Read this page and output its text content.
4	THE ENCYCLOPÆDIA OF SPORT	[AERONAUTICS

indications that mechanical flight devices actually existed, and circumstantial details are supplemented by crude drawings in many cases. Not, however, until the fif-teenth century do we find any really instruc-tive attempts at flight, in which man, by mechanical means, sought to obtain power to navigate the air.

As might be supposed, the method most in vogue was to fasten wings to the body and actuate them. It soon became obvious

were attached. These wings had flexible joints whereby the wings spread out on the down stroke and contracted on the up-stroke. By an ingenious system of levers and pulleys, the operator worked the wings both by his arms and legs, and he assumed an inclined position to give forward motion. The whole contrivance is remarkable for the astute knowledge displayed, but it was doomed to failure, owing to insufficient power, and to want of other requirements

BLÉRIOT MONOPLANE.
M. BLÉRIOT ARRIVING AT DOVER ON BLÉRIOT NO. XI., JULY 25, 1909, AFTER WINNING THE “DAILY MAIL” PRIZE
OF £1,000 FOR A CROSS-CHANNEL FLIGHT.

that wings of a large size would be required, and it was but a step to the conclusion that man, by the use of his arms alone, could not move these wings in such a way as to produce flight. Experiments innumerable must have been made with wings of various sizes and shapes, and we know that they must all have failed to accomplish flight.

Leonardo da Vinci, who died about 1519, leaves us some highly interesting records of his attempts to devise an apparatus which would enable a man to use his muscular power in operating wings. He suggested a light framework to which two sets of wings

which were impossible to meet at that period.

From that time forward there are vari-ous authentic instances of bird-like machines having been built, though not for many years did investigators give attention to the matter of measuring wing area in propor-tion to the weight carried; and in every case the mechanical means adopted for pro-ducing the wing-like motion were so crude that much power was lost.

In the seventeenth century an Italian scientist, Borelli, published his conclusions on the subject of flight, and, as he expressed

◇ ◇ ◇

The listing above should be transcribed in full, exactly as written.

▶ **Answer for the task**
Read this page and output its text content.
4	THE ENCYCLOPÆDIA OF SPORT	[AERONAUTICS

indications that mechanical flight devices actually existed, and circumstantial details are supplemented by crude drawings in many cases. Not, however, until the fif-teenth century do we find any really instruc-tive attempts at flight, in which man, by mechanical means, sought to obtain power to navigate the air.

As might be supposed, the method most in vogue was to fasten wings to the body and actuate them. It soon became obvious

were attached. These wings had flexible joints whereby the wings spread out on the down stroke and contracted on the up-stroke. By an ingenious system of levers and pulleys, the operator worked the wings both by his arms and legs, and he assumed an inclined position to give forward motion. The whole contrivance is remarkable for the astute knowledge displayed, but it was doomed to failure, owing to insufficient power, and to want of other requirements

BLÉRIOT MONOPLANE.
M. BLÉRIOT ARRIVING AT DOVER ON BLÉRIOT NO. XI., JULY 25, 1909, AFTER WINNING THE “DAILY MAIL” PRIZE
OF £1,000 FOR A CROSS-CHANNEL FLIGHT.

that wings of a large size would be required, and it was but a step to the conclusion that man, by the use of his arms alone, could not move these wings in such a way as to produce flight. Experiments innumerable must have been made with wings of various sizes and shapes, and we know that they must all have failed to accomplish flight.

Leonardo da Vinci, who died about 1519, leaves us some highly interesting records of his attempts to devise an apparatus which would enable a man to use his muscular power in operating wings. He suggested a light framework to which two sets of wings

which were impossible to meet at that period.

From that time forward there are vari-ous authentic instances of bird-like machines having been built, though not for many years did investigators give attention to the matter of measuring wing area in propor-tion to the weight carried; and in every case the mechanical means adopted for pro-ducing the wing-like motion were so crude that much power was lost.

In the seventeenth century an Italian scientist, Borelli, published his conclusions on the subject of flight, and, as he expressed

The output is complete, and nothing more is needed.